Exercices:
a) Recopiez fidèlement le passage de l'article sur le maire de Gatineau qui s'ouvre sur les mots contenant "Le journaliste Louka" et se clôt sur "les contrats qu'elle accorde.".
b) Poursuivez l'article sur le maire de Gatineau et la corruption municipale à partir de sa dernière phrase.

Pas de corruption ni de collusion à Gatineau, selon le maire Bureau

Le journaliste Louka Jacques a discuté avec le maire Marc Bureau d'allégations de corruption dans le milieu municipal et de la présence de partis à Gatineau.

Dans une entrevue de fin d'année accordée à Radio-Canada, le maire de Gatineau, Marc Bureau, réitère sa conviction que sa municipalité est à l'abri de la collusion et de la corruption qui toucheraient certaines villes du Québec.

Le maire affirme que l'industrie de la construction à Gatineau n'est aucunement liée à la mafia. Il ajoute que sa ville fait preuve de transparence en ce qui concerne les contrats qu'elle accorde.

« À Gatineau, les comités exécutifs sont publics. Quand il y a des dépassements de coût, c'est connu des journalistes, qui peuvent les faire connaître à la population », souligne Marc Bureau.

Le maire Bureau admet tout de même qu'une certaine collusion n'est pas impossible, mais peu probable. « Ça pourrait arriver, mais je n'en ai jamais eu vent », souligne-t-il.

Le maire reconnaît aussi qu'il est difficile ces derniers temps d'être un politicien sur la scène municipale, alors que le Québec est ébranlé par les révélations de la commission Charbonneau, qui tente de faire la lumière sur l'industrie de la construction.

« C'est difficile pour la perception que les gens ont de la politique. Il y a 1100 maires au Québec. Il y a près de 8000 élus. C'est comme si les 8000 élus étaient tous dans le même bateau. » — Marc Bureau, maire de Gatineau

Le maire Bureau rappelle d'ailleurs que la Ville a déjà fourni à la commission Charbonneau des documents concernant tous les contrats publics de plus de 25 000 $ qu'elle a accordés depuis 1996 aux fins d'analyse. Toutes les villes de plus de 50 000 habitants au Québec devaient se prêter à l'exercice.

Marc Bureau affirme ne pas être inquiet par les résultats de ces études.

Données de prédiction de boîtes englobantes:
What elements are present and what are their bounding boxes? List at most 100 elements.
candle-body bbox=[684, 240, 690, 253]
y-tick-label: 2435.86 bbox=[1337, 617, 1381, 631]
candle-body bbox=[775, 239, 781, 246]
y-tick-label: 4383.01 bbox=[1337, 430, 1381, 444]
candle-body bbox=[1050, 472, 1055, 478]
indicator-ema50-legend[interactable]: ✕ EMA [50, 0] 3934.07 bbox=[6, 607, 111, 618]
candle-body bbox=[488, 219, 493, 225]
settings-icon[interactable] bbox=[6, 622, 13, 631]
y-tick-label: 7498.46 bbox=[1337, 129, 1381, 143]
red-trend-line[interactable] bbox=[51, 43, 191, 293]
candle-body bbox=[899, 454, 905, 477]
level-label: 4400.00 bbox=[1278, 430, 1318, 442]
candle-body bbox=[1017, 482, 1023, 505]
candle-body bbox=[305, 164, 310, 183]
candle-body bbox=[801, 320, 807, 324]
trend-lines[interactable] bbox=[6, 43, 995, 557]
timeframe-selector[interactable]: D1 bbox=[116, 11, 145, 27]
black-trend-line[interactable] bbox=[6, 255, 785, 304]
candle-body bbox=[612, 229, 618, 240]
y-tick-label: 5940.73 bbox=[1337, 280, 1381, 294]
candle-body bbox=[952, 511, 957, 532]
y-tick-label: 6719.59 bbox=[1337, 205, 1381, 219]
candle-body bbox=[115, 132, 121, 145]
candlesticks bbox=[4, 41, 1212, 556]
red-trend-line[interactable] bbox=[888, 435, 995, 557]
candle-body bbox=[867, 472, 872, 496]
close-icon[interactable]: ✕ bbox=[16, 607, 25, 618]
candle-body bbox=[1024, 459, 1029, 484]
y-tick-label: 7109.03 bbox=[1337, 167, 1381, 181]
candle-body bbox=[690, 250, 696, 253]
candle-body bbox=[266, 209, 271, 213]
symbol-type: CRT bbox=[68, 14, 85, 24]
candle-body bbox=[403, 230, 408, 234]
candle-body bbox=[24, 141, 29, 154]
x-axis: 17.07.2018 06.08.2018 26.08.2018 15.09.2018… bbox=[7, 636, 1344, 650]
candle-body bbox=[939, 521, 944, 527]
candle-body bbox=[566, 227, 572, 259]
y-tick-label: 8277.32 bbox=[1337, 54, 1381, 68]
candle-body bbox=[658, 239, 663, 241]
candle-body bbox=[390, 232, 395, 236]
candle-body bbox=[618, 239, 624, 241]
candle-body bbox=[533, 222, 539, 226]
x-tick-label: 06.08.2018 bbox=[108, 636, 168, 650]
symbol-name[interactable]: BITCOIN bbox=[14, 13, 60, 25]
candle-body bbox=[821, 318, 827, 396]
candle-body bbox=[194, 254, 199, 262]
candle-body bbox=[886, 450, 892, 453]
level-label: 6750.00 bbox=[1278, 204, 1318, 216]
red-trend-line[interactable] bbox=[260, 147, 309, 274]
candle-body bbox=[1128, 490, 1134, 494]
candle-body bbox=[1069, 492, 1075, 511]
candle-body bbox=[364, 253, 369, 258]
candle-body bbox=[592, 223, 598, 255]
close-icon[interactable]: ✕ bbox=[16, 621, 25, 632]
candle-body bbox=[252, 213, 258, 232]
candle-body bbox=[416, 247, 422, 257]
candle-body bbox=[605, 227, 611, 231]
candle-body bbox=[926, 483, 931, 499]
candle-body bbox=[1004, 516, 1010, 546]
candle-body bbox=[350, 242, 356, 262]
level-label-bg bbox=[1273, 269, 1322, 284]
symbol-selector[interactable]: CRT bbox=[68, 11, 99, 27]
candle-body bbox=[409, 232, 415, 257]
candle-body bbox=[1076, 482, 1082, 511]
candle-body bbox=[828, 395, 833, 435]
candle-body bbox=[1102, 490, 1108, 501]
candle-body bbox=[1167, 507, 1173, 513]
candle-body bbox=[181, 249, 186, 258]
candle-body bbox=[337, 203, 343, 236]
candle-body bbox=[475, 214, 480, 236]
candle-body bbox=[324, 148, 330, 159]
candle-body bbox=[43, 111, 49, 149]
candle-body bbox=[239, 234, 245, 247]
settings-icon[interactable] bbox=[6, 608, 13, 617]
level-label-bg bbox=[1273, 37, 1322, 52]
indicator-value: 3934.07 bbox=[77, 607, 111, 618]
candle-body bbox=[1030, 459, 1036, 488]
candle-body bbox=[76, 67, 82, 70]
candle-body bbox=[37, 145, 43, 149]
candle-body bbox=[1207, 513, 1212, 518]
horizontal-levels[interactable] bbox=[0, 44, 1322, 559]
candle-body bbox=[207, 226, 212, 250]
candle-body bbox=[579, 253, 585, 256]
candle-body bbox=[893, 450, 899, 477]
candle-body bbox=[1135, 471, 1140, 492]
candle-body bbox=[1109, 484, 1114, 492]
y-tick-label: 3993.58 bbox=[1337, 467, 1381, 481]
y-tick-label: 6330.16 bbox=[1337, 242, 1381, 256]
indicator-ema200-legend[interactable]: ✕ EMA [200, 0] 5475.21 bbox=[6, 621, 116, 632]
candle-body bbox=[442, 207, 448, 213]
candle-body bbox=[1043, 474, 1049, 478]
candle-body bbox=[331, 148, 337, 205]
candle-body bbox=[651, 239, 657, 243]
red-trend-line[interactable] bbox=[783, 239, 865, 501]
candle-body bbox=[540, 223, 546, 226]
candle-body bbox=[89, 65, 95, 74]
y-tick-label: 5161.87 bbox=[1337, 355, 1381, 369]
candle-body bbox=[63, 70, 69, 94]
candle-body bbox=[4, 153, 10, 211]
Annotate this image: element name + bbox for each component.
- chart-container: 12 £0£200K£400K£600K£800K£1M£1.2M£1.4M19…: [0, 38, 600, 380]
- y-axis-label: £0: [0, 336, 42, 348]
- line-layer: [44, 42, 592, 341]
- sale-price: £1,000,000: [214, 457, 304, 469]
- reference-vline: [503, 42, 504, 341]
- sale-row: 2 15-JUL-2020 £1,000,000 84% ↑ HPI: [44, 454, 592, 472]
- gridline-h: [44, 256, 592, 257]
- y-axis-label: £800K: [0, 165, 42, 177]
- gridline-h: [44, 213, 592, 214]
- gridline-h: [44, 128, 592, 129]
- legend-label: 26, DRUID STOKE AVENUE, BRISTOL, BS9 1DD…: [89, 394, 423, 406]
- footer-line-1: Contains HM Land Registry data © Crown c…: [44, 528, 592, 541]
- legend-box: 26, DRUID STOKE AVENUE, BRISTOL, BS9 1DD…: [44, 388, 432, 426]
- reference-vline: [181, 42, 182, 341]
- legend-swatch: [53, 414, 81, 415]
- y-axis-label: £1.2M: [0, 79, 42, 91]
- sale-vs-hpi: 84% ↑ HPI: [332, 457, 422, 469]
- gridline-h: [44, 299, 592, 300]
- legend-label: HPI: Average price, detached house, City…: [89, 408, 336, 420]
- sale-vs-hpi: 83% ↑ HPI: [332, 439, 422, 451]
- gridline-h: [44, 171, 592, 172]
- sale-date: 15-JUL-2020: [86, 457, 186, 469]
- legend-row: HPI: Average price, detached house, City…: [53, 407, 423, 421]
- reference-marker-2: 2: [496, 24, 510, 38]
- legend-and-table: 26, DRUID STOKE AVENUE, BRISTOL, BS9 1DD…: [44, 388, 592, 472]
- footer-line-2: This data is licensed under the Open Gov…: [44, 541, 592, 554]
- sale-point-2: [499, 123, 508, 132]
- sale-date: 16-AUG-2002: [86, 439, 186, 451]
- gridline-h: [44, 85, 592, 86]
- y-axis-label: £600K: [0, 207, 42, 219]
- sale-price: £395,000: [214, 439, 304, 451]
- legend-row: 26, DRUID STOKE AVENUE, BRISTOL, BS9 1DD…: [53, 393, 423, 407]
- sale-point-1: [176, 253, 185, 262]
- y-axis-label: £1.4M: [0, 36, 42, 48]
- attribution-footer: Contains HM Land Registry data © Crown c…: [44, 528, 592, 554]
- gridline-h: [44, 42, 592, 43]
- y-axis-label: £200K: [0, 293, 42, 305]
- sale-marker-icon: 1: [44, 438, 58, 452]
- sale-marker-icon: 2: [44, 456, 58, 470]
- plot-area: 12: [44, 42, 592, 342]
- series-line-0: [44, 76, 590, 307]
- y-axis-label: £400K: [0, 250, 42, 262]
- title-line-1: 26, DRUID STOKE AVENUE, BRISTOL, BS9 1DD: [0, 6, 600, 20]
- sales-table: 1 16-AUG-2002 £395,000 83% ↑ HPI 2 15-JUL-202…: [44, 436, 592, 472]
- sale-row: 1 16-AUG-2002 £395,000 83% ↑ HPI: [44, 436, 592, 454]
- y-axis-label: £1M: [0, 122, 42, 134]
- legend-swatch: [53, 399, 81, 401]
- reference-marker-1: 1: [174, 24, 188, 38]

Résultats:
a)
Le journaliste Louka Jacques a discuté avec le maire Marc Bureau d'allégations de corruption dans le milieu municipal et de la présence de partis à Gatineau.

Dans une entrevue de fin d'année accordée à Radio-Canada, le maire de Gatineau, Marc Bureau, réitère sa conviction que sa municipalité est à l'abri de la collusion et de la corruption qui toucheraient certaines villes du Québec.

Le maire affirme que l'industrie de la construction à Gatineau n'est aucunement liée à la mafia. Il ajoute que sa ville fait preuve de transparence en ce qui concerne les contrats qu'elle accorde.

b)
Des règles plus justes pour les indépendants

Par ailleurs, interrogé sur l'arrivée du nouveau parti politique Action Gatineau sur la scène municipale cette année, le maire dit espérer la mise en place de règles plus juste par le ministère des Affaires municipales.

Projet de réaménagement de la rue Jacques-Cartier à Gatineau Le maire espère que le projet de réaménagement de la rue Jacques-Cartier pourra commencer en 2013.

Il déplore par exemple les disparités entre les indépendants et les membres de parti concernant le financement. Il désapprouve que les membres d'un parti puissent amasser des fonds pendant de plus longues périodes que les indépendants.

« Je pense qu'il faut avoir des règles qui sont justes. Il y a quand même 65 % des gens [élus municipaux] qui ont choisi de faire de la politique sans parti politique », souligne-t-il.

En conclusion de son bilan de fin d'année, le maire souhaite que tous les conseillers puissent travailler ensemble en 2013, afin de mener à bien les grands projets.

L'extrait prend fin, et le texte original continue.